Set task
Gather all lines containing the string "JSON" and copy them out.

Supplied entries
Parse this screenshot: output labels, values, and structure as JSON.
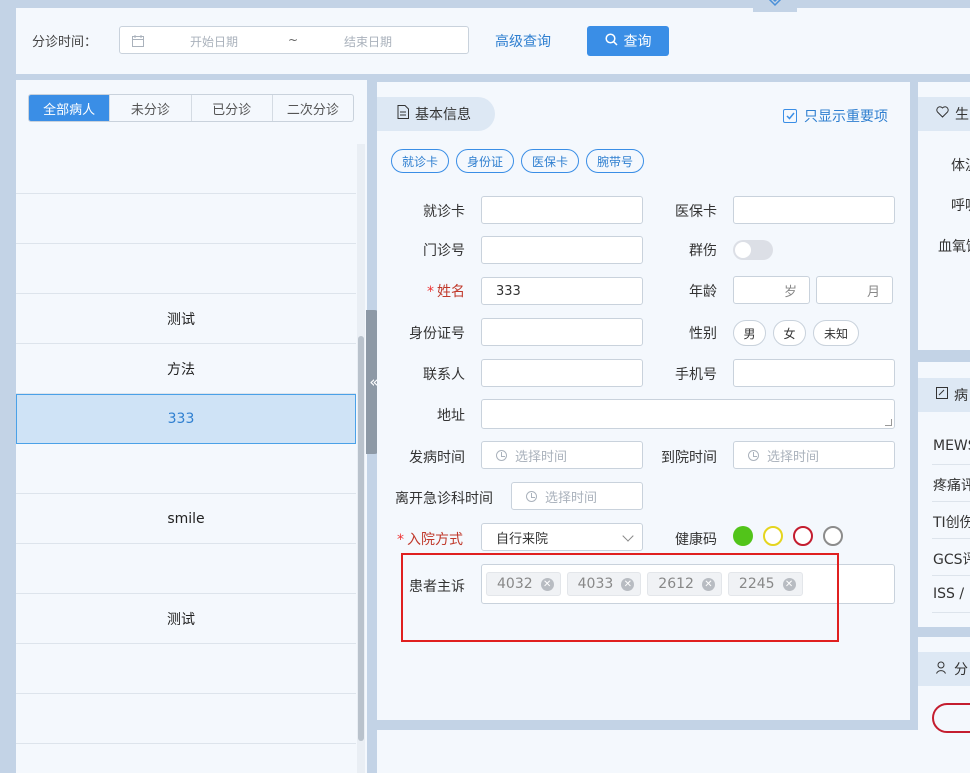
{
  "filter": {
    "label": "分诊时间：",
    "start_placeholder": "开始日期",
    "separator": "~",
    "end_placeholder": "结束日期",
    "advanced_label": "高级查询",
    "search_label": "查询"
  },
  "patient_list": {
    "tabs": [
      {
        "label": "全部病人",
        "active": true
      },
      {
        "label": "未分诊",
        "active": false
      },
      {
        "label": "已分诊",
        "active": false
      },
      {
        "label": "二次分诊",
        "active": false
      }
    ],
    "rows": [
      "",
      "",
      "",
      "测试",
      "方法",
      "333",
      "",
      "smile",
      "",
      "测试",
      "",
      "",
      ""
    ],
    "selected_index": 5
  },
  "basic_info": {
    "title": "基本信息",
    "only_important_label": "只显示重要项",
    "chips": [
      "就诊卡",
      "身份证",
      "医保卡",
      "腕带号"
    ],
    "labels": {
      "visit_card": "就诊卡",
      "insurance_card": "医保卡",
      "outpatient_no": "门诊号",
      "mass_injury": "群伤",
      "name": "姓名",
      "age": "年龄",
      "id_no": "身份证号",
      "gender": "性别",
      "contact": "联系人",
      "phone": "手机号",
      "address": "地址",
      "onset_time": "发病时间",
      "arrival_time": "到院时间",
      "leave_time": "离开急诊科时间",
      "admission_mode": "入院方式",
      "health_code": "健康码",
      "chief_complaint": "患者主诉"
    },
    "values": {
      "name": "333",
      "admission_mode": "自行来院"
    },
    "age_units": {
      "year": "岁",
      "month": "月"
    },
    "gender_options": [
      "男",
      "女",
      "未知"
    ],
    "time_placeholder": "选择时间",
    "health_code_colors": [
      "#52c41a",
      "#e5d51f",
      "#c41d2f",
      "#8c8c8c"
    ],
    "complaint_tags": [
      "4032",
      "4033",
      "2612",
      "2245"
    ],
    "required_mark": "*"
  },
  "right_panel": {
    "vitals_head": "生",
    "vitals_items": [
      "体温",
      "呼吸",
      "血氧饱"
    ],
    "score_head": "病",
    "score_items": [
      "MEWS",
      "疼痛评",
      "TI创伤",
      "GCS评",
      "ISS /"
    ],
    "triage_head": "分"
  }
}
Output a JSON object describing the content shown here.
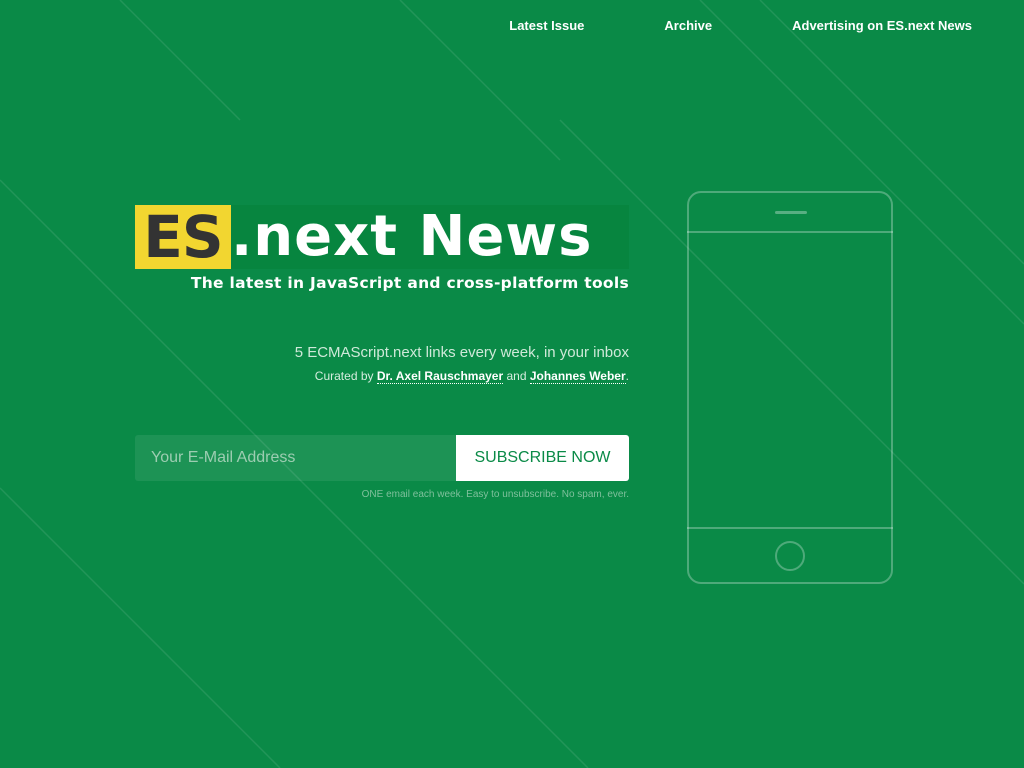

Answer in full
Parse this screenshot: output labels, values, and structure as JSON.
Output a JSON object describing the content shown here.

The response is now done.